# start of Raw data

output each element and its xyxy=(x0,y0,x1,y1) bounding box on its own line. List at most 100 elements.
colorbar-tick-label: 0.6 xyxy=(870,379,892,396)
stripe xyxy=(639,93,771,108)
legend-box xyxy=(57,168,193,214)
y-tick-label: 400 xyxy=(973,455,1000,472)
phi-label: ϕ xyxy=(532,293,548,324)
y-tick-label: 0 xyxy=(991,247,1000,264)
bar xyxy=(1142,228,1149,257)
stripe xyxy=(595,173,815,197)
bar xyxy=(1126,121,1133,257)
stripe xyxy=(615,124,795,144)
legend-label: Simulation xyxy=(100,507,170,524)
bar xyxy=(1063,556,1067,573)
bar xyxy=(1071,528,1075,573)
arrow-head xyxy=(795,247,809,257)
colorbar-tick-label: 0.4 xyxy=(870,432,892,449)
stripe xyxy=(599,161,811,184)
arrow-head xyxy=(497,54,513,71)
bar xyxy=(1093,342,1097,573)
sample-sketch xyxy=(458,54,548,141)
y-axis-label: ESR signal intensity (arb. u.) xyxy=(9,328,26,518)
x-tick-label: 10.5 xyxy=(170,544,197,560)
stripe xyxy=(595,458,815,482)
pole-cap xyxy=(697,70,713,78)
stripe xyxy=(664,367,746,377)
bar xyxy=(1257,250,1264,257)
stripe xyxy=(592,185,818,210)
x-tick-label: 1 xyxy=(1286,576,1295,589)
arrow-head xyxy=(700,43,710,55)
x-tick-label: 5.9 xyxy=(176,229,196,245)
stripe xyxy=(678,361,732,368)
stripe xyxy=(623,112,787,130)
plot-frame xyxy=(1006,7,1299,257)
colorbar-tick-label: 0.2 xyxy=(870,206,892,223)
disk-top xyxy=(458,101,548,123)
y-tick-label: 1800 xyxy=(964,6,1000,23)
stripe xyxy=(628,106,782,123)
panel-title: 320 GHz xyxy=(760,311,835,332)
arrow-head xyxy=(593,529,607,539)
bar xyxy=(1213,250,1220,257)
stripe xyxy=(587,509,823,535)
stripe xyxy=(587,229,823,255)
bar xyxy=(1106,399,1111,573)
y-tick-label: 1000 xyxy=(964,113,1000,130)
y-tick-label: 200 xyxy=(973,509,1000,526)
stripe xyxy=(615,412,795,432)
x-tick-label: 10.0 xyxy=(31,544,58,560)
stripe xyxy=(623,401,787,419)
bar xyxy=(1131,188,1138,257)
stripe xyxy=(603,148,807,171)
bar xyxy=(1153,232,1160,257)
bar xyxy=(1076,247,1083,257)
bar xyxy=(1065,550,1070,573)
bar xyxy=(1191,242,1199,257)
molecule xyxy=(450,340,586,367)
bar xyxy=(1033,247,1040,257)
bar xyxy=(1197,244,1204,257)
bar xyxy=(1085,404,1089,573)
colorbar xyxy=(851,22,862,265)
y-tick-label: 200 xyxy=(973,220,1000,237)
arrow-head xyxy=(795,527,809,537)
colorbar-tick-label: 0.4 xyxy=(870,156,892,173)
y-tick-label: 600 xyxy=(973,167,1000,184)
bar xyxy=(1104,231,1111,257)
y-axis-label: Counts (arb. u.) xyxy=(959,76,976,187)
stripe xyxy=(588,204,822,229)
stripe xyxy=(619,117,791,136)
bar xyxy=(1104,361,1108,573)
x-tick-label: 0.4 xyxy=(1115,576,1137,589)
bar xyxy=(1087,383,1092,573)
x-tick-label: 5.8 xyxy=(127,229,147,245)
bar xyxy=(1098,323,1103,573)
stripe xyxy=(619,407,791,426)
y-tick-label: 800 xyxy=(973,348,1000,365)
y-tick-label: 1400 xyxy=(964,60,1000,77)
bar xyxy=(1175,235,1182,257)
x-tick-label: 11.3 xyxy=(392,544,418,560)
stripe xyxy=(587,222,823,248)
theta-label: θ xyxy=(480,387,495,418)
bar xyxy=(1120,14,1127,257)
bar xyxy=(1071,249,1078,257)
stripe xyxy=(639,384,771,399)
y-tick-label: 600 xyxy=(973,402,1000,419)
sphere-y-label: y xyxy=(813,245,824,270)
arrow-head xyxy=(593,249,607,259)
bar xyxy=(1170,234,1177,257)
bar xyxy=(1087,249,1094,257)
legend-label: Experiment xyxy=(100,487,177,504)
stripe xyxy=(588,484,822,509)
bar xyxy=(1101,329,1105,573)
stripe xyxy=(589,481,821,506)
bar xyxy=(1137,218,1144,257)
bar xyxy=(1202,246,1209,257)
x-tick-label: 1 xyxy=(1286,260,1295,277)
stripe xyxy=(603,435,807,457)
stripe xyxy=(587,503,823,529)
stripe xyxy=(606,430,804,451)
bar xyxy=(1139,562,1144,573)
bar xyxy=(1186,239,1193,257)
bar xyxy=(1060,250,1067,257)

# end of Raw data

▶ [What you need to do]:
Report every row above that contains the string "axis", copying each one in full.

▶ [Task result]:
y-axis-label: ESR signal intensity (arb. u.) xyxy=(9,328,26,518)
y-axis-label: Counts (arb. u.) xyxy=(959,76,976,187)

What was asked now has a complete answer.